(Items from a dataset)
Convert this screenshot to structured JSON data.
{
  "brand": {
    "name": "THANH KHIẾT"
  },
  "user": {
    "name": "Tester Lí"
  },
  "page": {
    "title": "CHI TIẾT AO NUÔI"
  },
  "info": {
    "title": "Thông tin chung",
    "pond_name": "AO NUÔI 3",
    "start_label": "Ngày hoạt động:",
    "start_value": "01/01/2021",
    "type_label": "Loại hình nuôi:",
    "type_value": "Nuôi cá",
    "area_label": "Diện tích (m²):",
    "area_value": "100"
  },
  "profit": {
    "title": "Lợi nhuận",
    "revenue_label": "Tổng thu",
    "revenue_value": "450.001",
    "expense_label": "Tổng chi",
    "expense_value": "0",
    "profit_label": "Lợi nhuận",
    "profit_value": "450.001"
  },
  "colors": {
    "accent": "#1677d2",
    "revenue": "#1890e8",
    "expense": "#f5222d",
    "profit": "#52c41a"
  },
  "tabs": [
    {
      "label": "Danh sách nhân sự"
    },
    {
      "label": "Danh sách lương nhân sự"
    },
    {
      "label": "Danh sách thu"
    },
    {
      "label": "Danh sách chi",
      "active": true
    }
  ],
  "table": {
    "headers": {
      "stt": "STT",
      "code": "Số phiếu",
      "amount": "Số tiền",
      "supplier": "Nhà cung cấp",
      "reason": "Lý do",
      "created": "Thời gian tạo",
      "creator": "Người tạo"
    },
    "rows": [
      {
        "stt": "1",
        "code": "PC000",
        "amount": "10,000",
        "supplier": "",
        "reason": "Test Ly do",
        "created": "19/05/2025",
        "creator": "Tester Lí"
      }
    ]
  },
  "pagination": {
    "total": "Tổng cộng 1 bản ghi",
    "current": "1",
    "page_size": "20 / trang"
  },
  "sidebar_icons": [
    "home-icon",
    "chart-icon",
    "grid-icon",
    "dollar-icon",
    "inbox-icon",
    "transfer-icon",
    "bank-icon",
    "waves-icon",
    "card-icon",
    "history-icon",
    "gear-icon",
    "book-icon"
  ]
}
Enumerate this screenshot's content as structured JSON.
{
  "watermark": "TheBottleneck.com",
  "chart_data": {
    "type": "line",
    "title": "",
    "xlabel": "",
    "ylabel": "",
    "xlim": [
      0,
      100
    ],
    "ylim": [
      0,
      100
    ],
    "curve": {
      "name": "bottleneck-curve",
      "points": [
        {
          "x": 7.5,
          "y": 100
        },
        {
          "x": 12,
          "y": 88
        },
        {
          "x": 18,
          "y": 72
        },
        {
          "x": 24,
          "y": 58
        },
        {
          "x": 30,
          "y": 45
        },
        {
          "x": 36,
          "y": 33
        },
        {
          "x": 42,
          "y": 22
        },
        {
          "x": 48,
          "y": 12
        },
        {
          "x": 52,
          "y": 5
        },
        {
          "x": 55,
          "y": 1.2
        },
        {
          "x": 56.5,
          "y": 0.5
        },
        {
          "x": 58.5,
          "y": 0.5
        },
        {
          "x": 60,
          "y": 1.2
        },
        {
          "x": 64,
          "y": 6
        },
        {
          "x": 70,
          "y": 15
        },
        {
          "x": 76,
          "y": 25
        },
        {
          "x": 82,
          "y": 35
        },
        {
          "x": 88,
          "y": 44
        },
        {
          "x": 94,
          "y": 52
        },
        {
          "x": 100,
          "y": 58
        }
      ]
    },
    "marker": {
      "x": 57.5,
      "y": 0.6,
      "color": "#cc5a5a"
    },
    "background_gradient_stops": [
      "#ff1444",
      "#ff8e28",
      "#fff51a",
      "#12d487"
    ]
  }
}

▶ **Instructions to follow**
Retype the whole listing above exactly.

▶ **Full solution**
Convert this screenshot to structured JSON data.
{
  "brand": {
    "name": "THANH KHIẾT"
  },
  "user": {
    "name": "Tester Lí"
  },
  "page": {
    "title": "CHI TIẾT AO NUÔI"
  },
  "info": {
    "title": "Thông tin chung",
    "pond_name": "AO NUÔI 3",
    "start_label": "Ngày hoạt động:",
    "start_value": "01/01/2021",
    "type_label": "Loại hình nuôi:",
    "type_value": "Nuôi cá",
    "area_label": "Diện tích (m²):",
    "area_value": "100"
  },
  "profit": {
    "title": "Lợi nhuận",
    "revenue_label": "Tổng thu",
    "revenue_value": "450.001",
    "expense_label": "Tổng chi",
    "expense_value": "0",
    "profit_label": "Lợi nhuận",
    "profit_value": "450.001"
  },
  "colors": {
    "accent": "#1677d2",
    "revenue": "#1890e8",
    "expense": "#f5222d",
    "profit": "#52c41a"
  },
  "tabs": [
    {
      "label": "Danh sách nhân sự"
    },
    {
      "label": "Danh sách lương nhân sự"
    },
    {
      "label": "Danh sách thu"
    },
    {
      "label": "Danh sách chi",
      "active": true
    }
  ],
  "table": {
    "headers": {
      "stt": "STT",
      "code": "Số phiếu",
      "amount": "Số tiền",
      "supplier": "Nhà cung cấp",
      "reason": "Lý do",
      "created": "Thời gian tạo",
      "creator": "Người tạo"
    },
    "rows": [
      {
        "stt": "1",
        "code": "PC000",
        "amount": "10,000",
        "supplier": "",
        "reason": "Test Ly do",
        "created": "19/05/2025",
        "creator": "Tester Lí"
      }
    ]
  },
  "pagination": {
    "total": "Tổng cộng 1 bản ghi",
    "current": "1",
    "page_size": "20 / trang"
  },
  "sidebar_icons": [
    "home-icon",
    "chart-icon",
    "grid-icon",
    "dollar-icon",
    "inbox-icon",
    "transfer-icon",
    "bank-icon",
    "waves-icon",
    "card-icon",
    "history-icon",
    "gear-icon",
    "book-icon"
  ]
}
Enumerate this screenshot's content as structured JSON.
{
  "watermark": "TheBottleneck.com",
  "chart_data": {
    "type": "line",
    "title": "",
    "xlabel": "",
    "ylabel": "",
    "xlim": [
      0,
      100
    ],
    "ylim": [
      0,
      100
    ],
    "curve": {
      "name": "bottleneck-curve",
      "points": [
        {
          "x": 7.5,
          "y": 100
        },
        {
          "x": 12,
          "y": 88
        },
        {
          "x": 18,
          "y": 72
        },
        {
          "x": 24,
          "y": 58
        },
        {
          "x": 30,
          "y": 45
        },
        {
          "x": 36,
          "y": 33
        },
        {
          "x": 42,
          "y": 22
        },
        {
          "x": 48,
          "y": 12
        },
        {
          "x": 52,
          "y": 5
        },
        {
          "x": 55,
          "y": 1.2
        },
        {
          "x": 56.5,
          "y": 0.5
        },
        {
          "x": 58.5,
          "y": 0.5
        },
        {
          "x": 60,
          "y": 1.2
        },
        {
          "x": 64,
          "y": 6
        },
        {
          "x": 70,
          "y": 15
        },
        {
          "x": 76,
          "y": 25
        },
        {
          "x": 82,
          "y": 35
        },
        {
          "x": 88,
          "y": 44
        },
        {
          "x": 94,
          "y": 52
        },
        {
          "x": 100,
          "y": 58
        }
      ]
    },
    "marker": {
      "x": 57.5,
      "y": 0.6,
      "color": "#cc5a5a"
    },
    "background_gradient_stops": [
      "#ff1444",
      "#ff8e28",
      "#fff51a",
      "#12d487"
    ]
  }
}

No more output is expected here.